TASK TO COMPLETE: Keep the pictures out and restate every record exactly.

===== RECORDS TO PROCESS =====

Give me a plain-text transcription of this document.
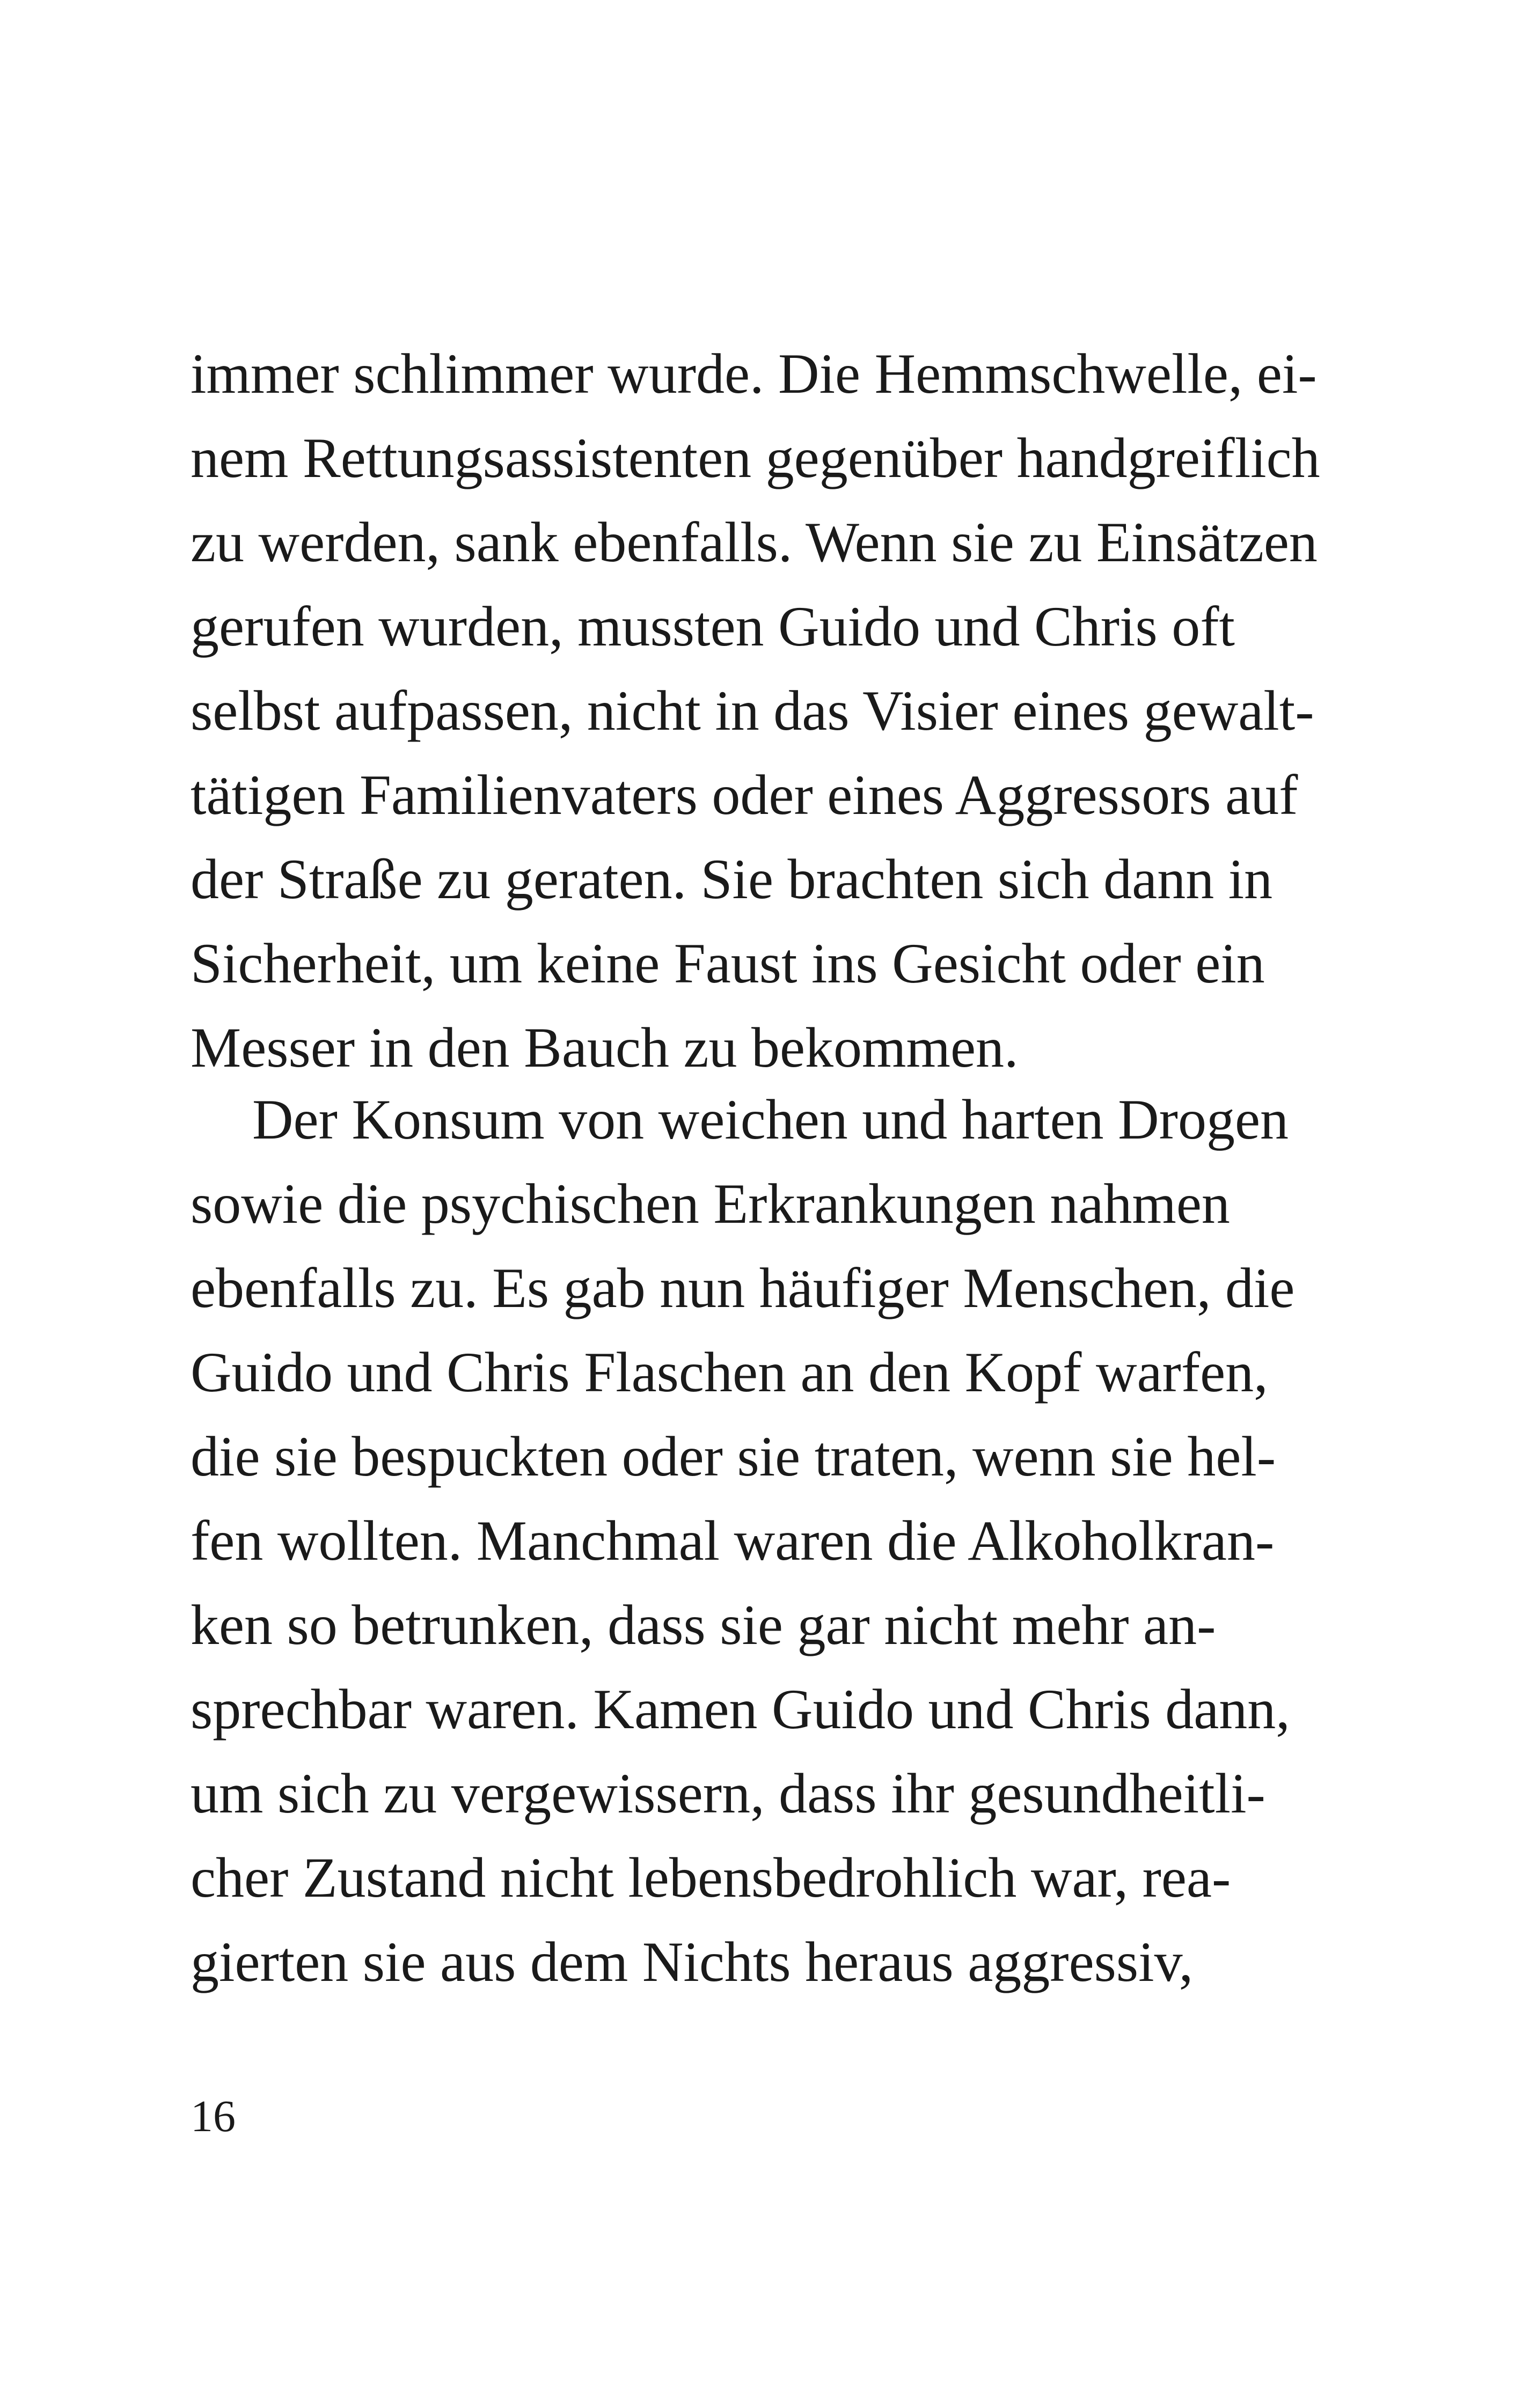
immer schlimmer wurde. Die Hemmschwelle, ei-
nem Rettungsassistenten gegenüber handgreiflich
zu werden, sank ebenfalls. Wenn sie zu Einsätzen
gerufen wurden, mussten Guido und Chris oft
selbst aufpassen, nicht in das Visier eines gewalt-
tätigen Familienvaters oder eines Aggressors auf
der Straße zu geraten. Sie brachten sich dann in
Sicherheit, um keine Faust ins Gesicht oder ein
Messer in den Bauch zu bekommen.
Der Konsum von weichen und harten Drogen
sowie die psychischen Erkrankungen nahmen
ebenfalls zu. Es gab nun häufiger Menschen, die
Guido und Chris Flaschen an den Kopf warfen,
die sie bespuckten oder sie traten, wenn sie hel-
fen wollten. Manchmal waren die Alkoholkran-
ken so betrunken, dass sie gar nicht mehr an-
sprechbar waren. Kamen Guido und Chris dann,
um sich zu vergewissern, dass ihr gesundheitli-
cher Zustand nicht lebensbedrohlich war, rea-
gierten sie aus dem Nichts heraus aggressiv,
16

=====

WRITTEN ANSWER:
Give me a plain-text transcription of this document.
immer schlimmer wurde. Die Hemmschwelle, ei-
nem Rettungsassistenten gegenüber handgreiflich
zu werden, sank ebenfalls. Wenn sie zu Einsätzen
gerufen wurden, mussten Guido und Chris oft
selbst aufpassen, nicht in das Visier eines gewalt-
tätigen Familienvaters oder eines Aggressors auf
der Straße zu geraten. Sie brachten sich dann in
Sicherheit, um keine Faust ins Gesicht oder ein
Messer in den Bauch zu bekommen.
Der Konsum von weichen und harten Drogen
sowie die psychischen Erkrankungen nahmen
ebenfalls zu. Es gab nun häufiger Menschen, die
Guido und Chris Flaschen an den Kopf warfen,
die sie bespuckten oder sie traten, wenn sie hel-
fen wollten. Manchmal waren die Alkoholkran-
ken so betrunken, dass sie gar nicht mehr an-
sprechbar waren. Kamen Guido und Chris dann,
um sich zu vergewissern, dass ihr gesundheitli-
cher Zustand nicht lebensbedrohlich war, rea-
gierten sie aus dem Nichts heraus aggressiv,
16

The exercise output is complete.